* **Set problem**
Select, from the material below, each line with "倾听他们的心声" in it.

(Recorded data)
----

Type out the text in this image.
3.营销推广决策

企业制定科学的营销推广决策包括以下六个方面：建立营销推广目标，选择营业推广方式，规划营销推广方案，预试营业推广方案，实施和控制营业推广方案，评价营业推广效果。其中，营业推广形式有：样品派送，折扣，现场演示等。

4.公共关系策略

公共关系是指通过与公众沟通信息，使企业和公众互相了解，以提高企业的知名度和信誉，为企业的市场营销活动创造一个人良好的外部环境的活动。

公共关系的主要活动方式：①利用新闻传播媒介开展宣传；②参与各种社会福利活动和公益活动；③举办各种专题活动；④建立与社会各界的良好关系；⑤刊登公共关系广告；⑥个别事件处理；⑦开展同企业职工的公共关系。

----

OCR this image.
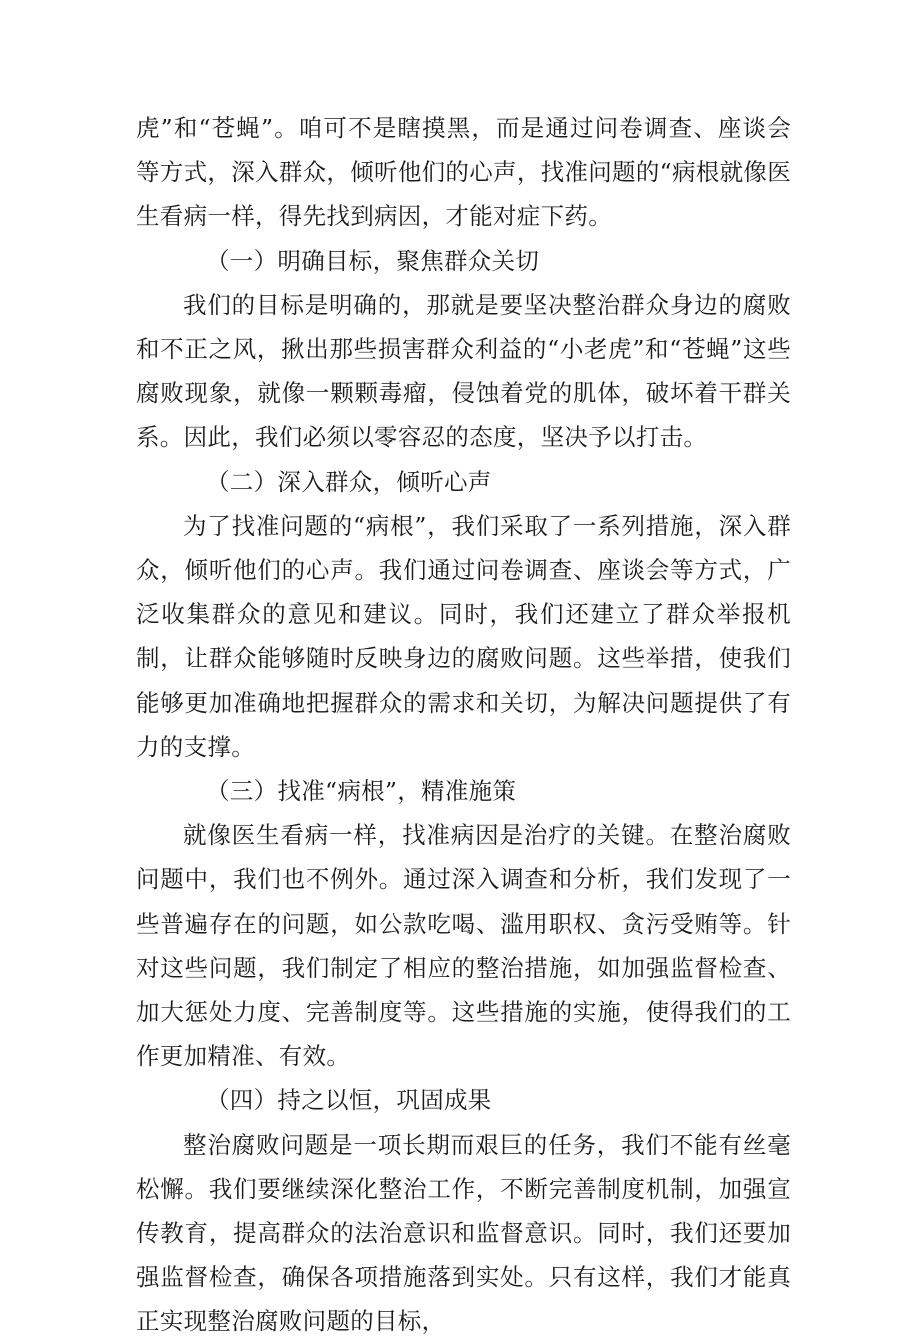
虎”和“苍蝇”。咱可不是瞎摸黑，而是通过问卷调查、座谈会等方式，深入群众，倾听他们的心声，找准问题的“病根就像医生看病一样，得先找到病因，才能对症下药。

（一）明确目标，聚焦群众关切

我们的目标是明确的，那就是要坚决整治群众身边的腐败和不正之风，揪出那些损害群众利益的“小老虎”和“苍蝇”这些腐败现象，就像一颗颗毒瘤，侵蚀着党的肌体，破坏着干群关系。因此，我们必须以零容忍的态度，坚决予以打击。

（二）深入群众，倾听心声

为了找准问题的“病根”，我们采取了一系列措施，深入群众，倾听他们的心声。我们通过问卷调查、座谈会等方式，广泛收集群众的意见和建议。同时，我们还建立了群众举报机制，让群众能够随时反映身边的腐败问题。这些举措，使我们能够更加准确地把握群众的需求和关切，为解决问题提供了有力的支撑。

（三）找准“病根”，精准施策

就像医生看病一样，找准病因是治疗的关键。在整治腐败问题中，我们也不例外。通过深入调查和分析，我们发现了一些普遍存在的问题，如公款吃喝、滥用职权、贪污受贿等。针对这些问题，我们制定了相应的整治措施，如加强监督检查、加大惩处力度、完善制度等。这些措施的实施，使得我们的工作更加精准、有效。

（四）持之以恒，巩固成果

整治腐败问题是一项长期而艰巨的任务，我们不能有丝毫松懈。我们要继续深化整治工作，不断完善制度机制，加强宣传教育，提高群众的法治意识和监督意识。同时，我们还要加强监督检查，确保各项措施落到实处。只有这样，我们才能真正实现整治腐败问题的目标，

----

* **Response below**
虎”和“苍蝇”。咱可不是瞎摸黑，而是通过问卷调查、座谈会等方式，深入群众，倾听他们的心声，找准问题的“病根就像医生看病一样，得先找到病因，才能对症下药。
为了找准问题的“病根”，我们采取了一系列措施，深入群众，倾听他们的心声。我们通过问卷调查、座谈会等方式，广泛收集群众的意见和建议。同时，我们还建立了群众举报机制，让群众能够随时反映身边的腐败问题。这些举措，使我们能够更加准确地把握群众的需求和关切，为解决问题提供了有力的支撑。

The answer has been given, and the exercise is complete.